Expansion of the Phenotypic and Genotypic Spectrum of
MED13L
‐Associated Neurodevelopmental Disorder: A Case Report and Literature Review
Zhongqing Wang, Xin Chen, Ziyun Cui, Xinyue Qi, Li Gu, Yi Liu, Wenjing Zhao, Yan Jiang ABSTRACT
Background
Pathogenic variants in MED13L , including copy‐number changes and sequence variants, cause MED13L syndrome. This rare neurodevelopmental disorder is characterized by global developmental delay, intellectual disability (ID), distinctive facial dysmorphism, hypotonia, and variable congenital heart defects. The phenotypic heterogeneity of MED13L syndrome underscores the significance of genotype–phenotype correlation analysis for improving clinical diagnosis and precise phenotypic characterization of affected individuals.
Methods
Venous blood samples anticoagulated with EDTA were collected from the patient and family members, followed by whole‐exome sequencing analysis and subsequent validation using fluorescent quantitative PCR. Concurrently, a systematic search of the PubMed database was performed to summarize previously reported cases harboring MED13L copy number Variations (CNVs).
Results
Whole‐exome sequencing revealed a de novo heterozygous single‐copy duplication of a ~19‐kb region within the MED13L gene (exons 8–16) in the proband. The patient presents phenotypic features consistent with MED13L syndrome and represents the first reported case exhibiting cleft lip. A literature review indicates that vision impairment, developmental delay, and congenital heart disease are widely observed phenotypes, while other less frequent manifestations vary between patients with duplications and deletions.
Conclusion
This study, integrating a case report and a literature review, provides important reference evidence for the clinical genetic counseling of MED13L syndrome.

* _Work instruction_
Rewrite the paragraph of the MED13L abstract that begins "Whole‐exome sequencing revealed" as a short bulleted list that keeps its main facts.

* _Provided records_

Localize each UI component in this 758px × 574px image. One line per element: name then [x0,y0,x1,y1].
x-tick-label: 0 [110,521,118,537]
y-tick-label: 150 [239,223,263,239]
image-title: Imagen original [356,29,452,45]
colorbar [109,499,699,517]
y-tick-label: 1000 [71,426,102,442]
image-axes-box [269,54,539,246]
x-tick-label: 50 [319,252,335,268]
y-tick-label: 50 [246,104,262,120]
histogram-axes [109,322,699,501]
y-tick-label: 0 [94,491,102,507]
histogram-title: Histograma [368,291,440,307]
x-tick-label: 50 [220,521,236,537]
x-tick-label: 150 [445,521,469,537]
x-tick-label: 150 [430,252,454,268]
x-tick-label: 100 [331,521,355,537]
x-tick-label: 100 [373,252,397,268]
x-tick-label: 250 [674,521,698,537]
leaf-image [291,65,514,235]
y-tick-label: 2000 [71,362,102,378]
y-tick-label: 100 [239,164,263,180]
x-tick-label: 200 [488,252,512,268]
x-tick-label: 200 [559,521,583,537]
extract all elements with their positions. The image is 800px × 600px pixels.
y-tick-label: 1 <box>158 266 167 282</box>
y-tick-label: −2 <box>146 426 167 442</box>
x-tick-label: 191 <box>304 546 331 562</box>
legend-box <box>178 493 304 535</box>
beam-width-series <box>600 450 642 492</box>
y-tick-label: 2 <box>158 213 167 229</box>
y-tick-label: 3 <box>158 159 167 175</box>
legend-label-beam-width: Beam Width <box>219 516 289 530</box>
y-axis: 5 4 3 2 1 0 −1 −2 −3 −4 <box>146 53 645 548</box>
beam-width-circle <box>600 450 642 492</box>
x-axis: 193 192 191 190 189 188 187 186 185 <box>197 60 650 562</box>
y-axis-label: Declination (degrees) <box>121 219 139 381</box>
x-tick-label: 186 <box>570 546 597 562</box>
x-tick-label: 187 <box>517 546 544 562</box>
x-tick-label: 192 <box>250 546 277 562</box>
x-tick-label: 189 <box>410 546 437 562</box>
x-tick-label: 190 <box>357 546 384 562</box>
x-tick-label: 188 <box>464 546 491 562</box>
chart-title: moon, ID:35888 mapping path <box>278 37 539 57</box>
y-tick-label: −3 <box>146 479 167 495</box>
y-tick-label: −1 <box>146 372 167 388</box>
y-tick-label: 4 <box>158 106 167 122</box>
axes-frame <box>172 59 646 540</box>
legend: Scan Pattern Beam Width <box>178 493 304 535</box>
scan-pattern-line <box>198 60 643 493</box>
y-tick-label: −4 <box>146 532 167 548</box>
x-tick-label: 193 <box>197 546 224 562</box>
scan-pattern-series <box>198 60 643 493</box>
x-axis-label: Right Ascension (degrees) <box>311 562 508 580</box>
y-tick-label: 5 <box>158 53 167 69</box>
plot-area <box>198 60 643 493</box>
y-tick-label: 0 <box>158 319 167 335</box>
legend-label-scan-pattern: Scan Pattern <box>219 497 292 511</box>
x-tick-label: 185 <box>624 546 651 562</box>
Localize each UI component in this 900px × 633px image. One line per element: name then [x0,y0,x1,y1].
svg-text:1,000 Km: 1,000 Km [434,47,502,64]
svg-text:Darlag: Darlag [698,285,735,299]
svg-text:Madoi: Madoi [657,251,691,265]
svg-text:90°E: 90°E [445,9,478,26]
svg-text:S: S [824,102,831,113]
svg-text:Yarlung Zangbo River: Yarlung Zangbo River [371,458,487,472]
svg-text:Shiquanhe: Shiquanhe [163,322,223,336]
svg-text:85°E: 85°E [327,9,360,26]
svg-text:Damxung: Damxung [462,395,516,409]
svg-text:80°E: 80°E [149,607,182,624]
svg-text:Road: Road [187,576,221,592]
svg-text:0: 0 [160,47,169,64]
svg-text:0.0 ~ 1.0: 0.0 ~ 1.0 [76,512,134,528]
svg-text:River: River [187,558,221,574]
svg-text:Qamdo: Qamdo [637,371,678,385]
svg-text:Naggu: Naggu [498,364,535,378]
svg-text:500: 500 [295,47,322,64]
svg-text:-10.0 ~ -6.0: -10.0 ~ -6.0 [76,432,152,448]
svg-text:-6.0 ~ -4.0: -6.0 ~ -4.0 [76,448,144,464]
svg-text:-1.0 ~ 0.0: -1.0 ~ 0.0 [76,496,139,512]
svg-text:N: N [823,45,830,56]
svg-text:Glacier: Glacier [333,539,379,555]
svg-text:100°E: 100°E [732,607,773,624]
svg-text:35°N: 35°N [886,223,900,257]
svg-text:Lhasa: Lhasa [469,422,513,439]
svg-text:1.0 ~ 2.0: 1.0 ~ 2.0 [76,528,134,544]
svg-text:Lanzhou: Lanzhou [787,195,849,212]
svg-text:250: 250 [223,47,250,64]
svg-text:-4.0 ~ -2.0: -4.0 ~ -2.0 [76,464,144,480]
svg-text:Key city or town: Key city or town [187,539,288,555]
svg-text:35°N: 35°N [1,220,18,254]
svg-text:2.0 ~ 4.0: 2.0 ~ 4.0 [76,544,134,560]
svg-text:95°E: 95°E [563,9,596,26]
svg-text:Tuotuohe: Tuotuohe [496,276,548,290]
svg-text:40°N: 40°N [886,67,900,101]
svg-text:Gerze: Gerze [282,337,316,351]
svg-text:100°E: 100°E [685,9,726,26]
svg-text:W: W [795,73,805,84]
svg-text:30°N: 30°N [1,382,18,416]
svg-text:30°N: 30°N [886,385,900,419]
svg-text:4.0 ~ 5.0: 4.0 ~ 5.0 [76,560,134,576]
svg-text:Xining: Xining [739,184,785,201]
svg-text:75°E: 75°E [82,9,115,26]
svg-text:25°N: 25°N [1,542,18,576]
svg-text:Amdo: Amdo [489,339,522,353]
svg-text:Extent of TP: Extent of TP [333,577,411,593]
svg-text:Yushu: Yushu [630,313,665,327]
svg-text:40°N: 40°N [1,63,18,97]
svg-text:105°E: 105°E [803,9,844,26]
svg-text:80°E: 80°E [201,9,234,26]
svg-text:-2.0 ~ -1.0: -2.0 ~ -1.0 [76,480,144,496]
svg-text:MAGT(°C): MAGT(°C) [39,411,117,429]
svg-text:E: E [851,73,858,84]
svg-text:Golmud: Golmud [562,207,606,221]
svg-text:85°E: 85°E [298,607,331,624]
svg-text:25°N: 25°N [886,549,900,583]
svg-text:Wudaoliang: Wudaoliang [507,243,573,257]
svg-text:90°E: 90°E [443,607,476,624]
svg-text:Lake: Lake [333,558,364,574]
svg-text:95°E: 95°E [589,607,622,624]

* _Result for this exercise_
- Whole-exome sequencing found a de novo heterozygous single-copy duplication of about 19 kb within MED13L (exons 8–16) in the proband.
- The patient's features match MED13L syndrome, and this is the first reported case with cleft lip.
- The literature review shows that vision impairment, developmental delay, and congenital heart disease are common.
- Less frequent features differ between patients with duplications and those with deletions.